--- start Data section ---

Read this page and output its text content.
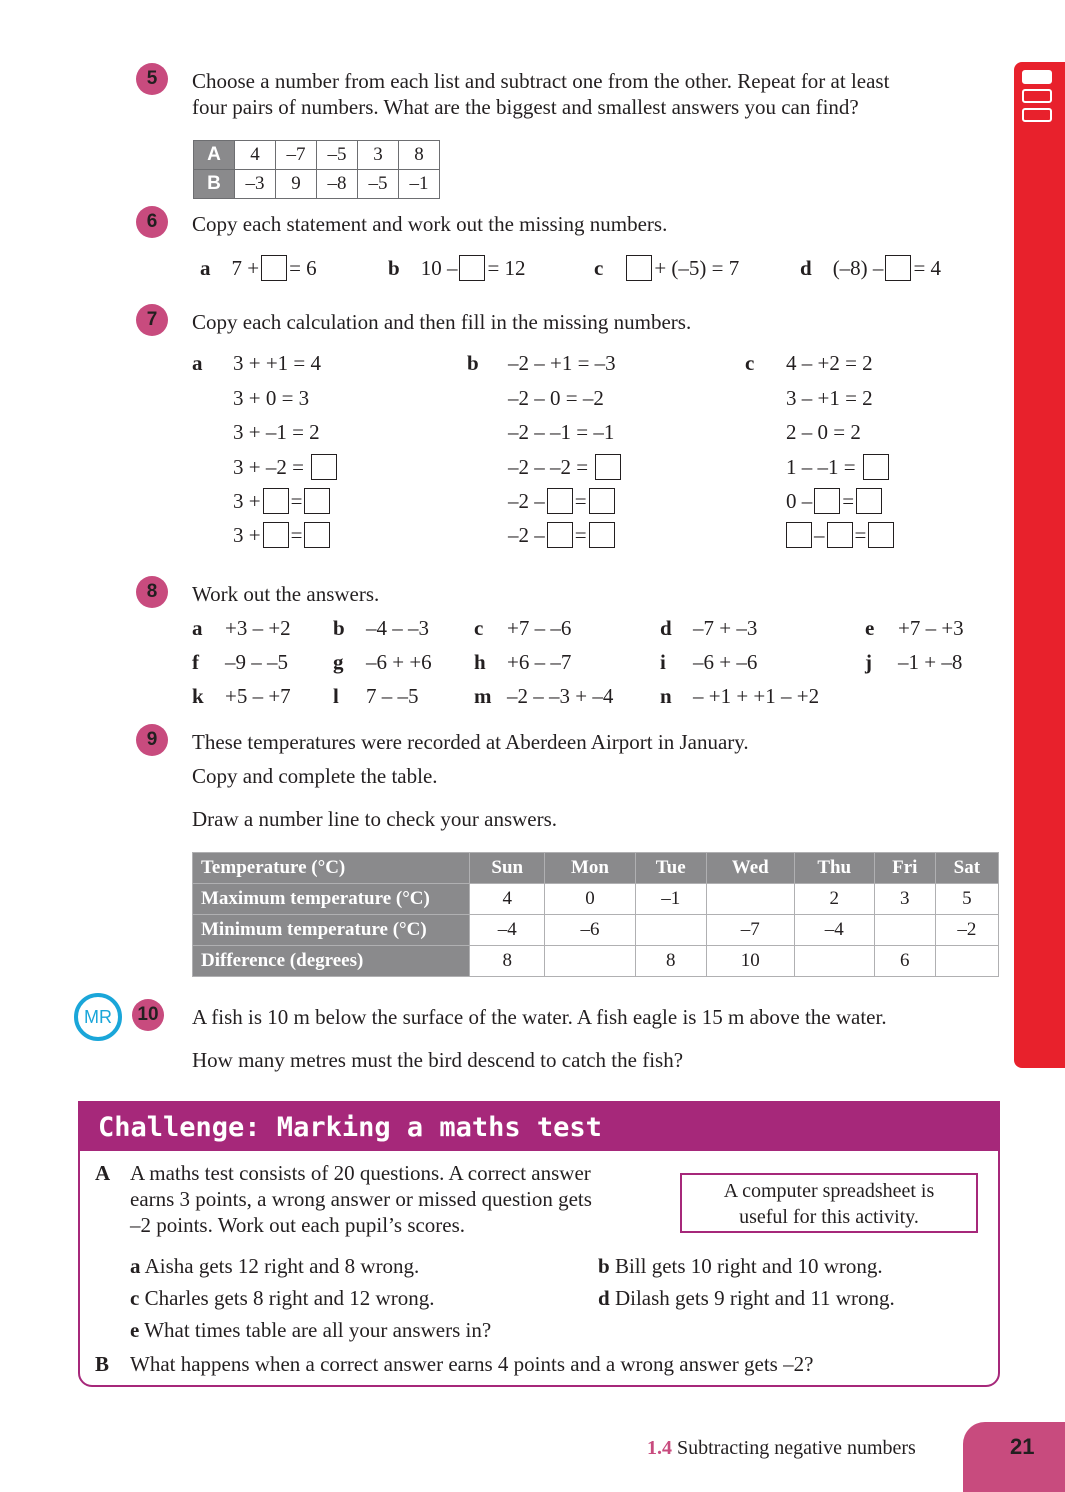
5	Choose a number from each list and subtract one from the other. Repeat for at least
four pairs of numbers. What are the biggest and smallest answers you can find?
A	4	–7	–5	3	8
B	–3	9	–8	–5	–1
6	Copy each statement and work out the missing numbers.
a 7 + = 6	b 10 – = 12	c + (–5) = 7	d (–8) – = 4
7	Copy each calculation and then fill in the missing numbers.
a 3 + +1 = 4
3 + 0 = 3
3 + –1 = 2
3 + –2 =
3 + =
3 + =
b –2 – +1 = –3
–2 – 0 = –2
–2 – –1 = –1
–2 – –2 =
–2 – =
–2 – =
c 4 – +2 = 2
3 – +1 = 2
2 – 0 = 2
1 – –1 =
0 – =
– =
8	Work out the answers.
a +3 – +2 b –4 – –3 c +7 – –6	d –7 + –3	e +7 – +3
f –9 – –5 g –6 + +6 h +6 – –7	i –6 + –6	j –1 + –8
k +5 – +7 l 7 – –5	m –2 – –3 + –4 n – +1 + +1 – +2
9	These temperatures were recorded at Aberdeen Airport in January.
Copy and complete the table.
Draw a number line to check your answers.
Temperature (°C)	Sun	Mon	Tue	Wed	Thu	Fri	Sat
Maximum temperature (°C)	4	0	–1		2	3	5
Minimum temperature (°C)	–4	–6		–7	–4		–2
Difference (degrees)	8		8	10		6	
MR	10 A fish is 10 m below the surface of the water. A fish eagle is 15 m above the water.
How many metres must the bird descend to catch the fish?
Challenge: Marking a maths test
A A maths test consists of 20 questions. A correct answer
earns 3 points, a wrong answer or missed question gets
–2 points. Work out each pupil’s scores.
A computer spreadsheet is
useful for this activity.
a Aisha gets 12 right and 8 wrong.	b Bill gets 10 right and 10 wrong.
c Charles gets 8 right and 12 wrong.	d Dilash gets 9 right and 11 wrong.
e What times table are all your answers in?
B What happens when a correct answer earns 4 points and a wrong answer gets –2?
1.4 Subtracting negative numbers	21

--- end Data section ---

Exercise aim: Quote every line of the records above exactly; no picture is to be copied.

Response below:
Read this page and output its text content.
5	Choose a number from each list and subtract one from the other. Repeat for at least
four pairs of numbers. What are the biggest and smallest answers you can find?
A	4	–7	–5	3	8
B	–3	9	–8	–5	–1
6	Copy each statement and work out the missing numbers.
a 7 + = 6	b 10 – = 12	c + (–5) = 7	d (–8) – = 4
7	Copy each calculation and then fill in the missing numbers.
a 3 + +1 = 4
3 + 0 = 3
3 + –1 = 2
3 + –2 =
3 + =
3 + =
b –2 – +1 = –3
–2 – 0 = –2
–2 – –1 = –1
–2 – –2 =
–2 – =
–2 – =
c 4 – +2 = 2
3 – +1 = 2
2 – 0 = 2
1 – –1 =
0 – =
– =
8	Work out the answers.
a +3 – +2 b –4 – –3 c +7 – –6	d –7 + –3	e +7 – +3
f –9 – –5 g –6 + +6 h +6 – –7	i –6 + –6	j –1 + –8
k +5 – +7 l 7 – –5	m –2 – –3 + –4 n – +1 + +1 – +2
9	These temperatures were recorded at Aberdeen Airport in January.
Copy and complete the table.
Draw a number line to check your answers.
Temperature (°C)	Sun	Mon	Tue	Wed	Thu	Fri	Sat
Maximum temperature (°C)	4	0	–1		2	3	5
Minimum temperature (°C)	–4	–6		–7	–4		–2
Difference (degrees)	8		8	10		6	
MR	10 A fish is 10 m below the surface of the water. A fish eagle is 15 m above the water.
How many metres must the bird descend to catch the fish?
Challenge: Marking a maths test
A A maths test consists of 20 questions. A correct answer
earns 3 points, a wrong answer or missed question gets
–2 points. Work out each pupil’s scores.
A computer spreadsheet is
useful for this activity.
a Aisha gets 12 right and 8 wrong.	b Bill gets 10 right and 10 wrong.
c Charles gets 8 right and 12 wrong.	d Dilash gets 9 right and 11 wrong.
e What times table are all your answers in?
B What happens when a correct answer earns 4 points and a wrong answer gets –2?
1.4 Subtracting negative numbers	21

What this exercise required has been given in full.